Extracted records
>>>

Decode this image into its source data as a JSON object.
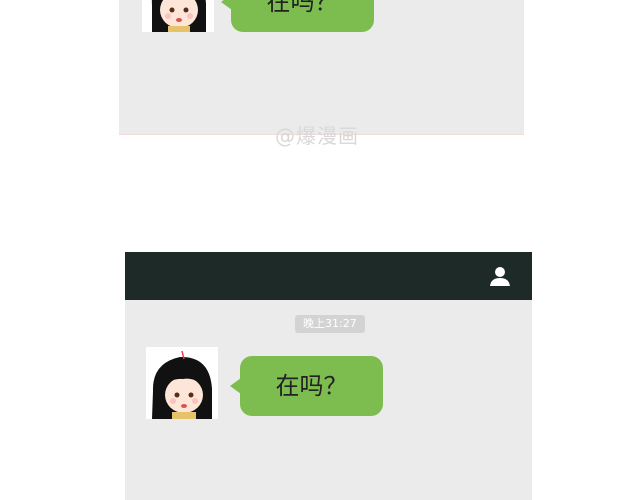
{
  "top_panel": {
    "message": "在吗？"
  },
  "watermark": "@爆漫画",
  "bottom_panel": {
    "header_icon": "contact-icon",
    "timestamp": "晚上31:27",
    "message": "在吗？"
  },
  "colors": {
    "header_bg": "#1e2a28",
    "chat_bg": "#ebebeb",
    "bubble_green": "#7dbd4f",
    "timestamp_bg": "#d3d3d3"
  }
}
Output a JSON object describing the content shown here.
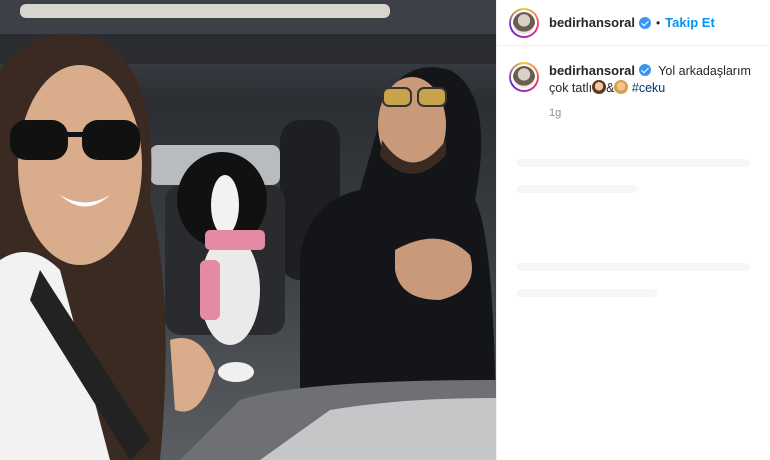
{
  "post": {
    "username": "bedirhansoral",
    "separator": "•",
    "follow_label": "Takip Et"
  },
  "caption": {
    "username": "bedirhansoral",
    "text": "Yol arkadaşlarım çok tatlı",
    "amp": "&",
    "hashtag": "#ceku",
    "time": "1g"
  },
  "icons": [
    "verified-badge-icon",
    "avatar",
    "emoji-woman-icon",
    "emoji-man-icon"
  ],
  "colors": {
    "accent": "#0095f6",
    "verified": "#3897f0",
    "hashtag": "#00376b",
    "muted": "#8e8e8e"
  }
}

<<<

Which lines hold the string "object"? List them all.

Decode this image into its source data as a JSON object.
Output a JSON object describing the content shown here.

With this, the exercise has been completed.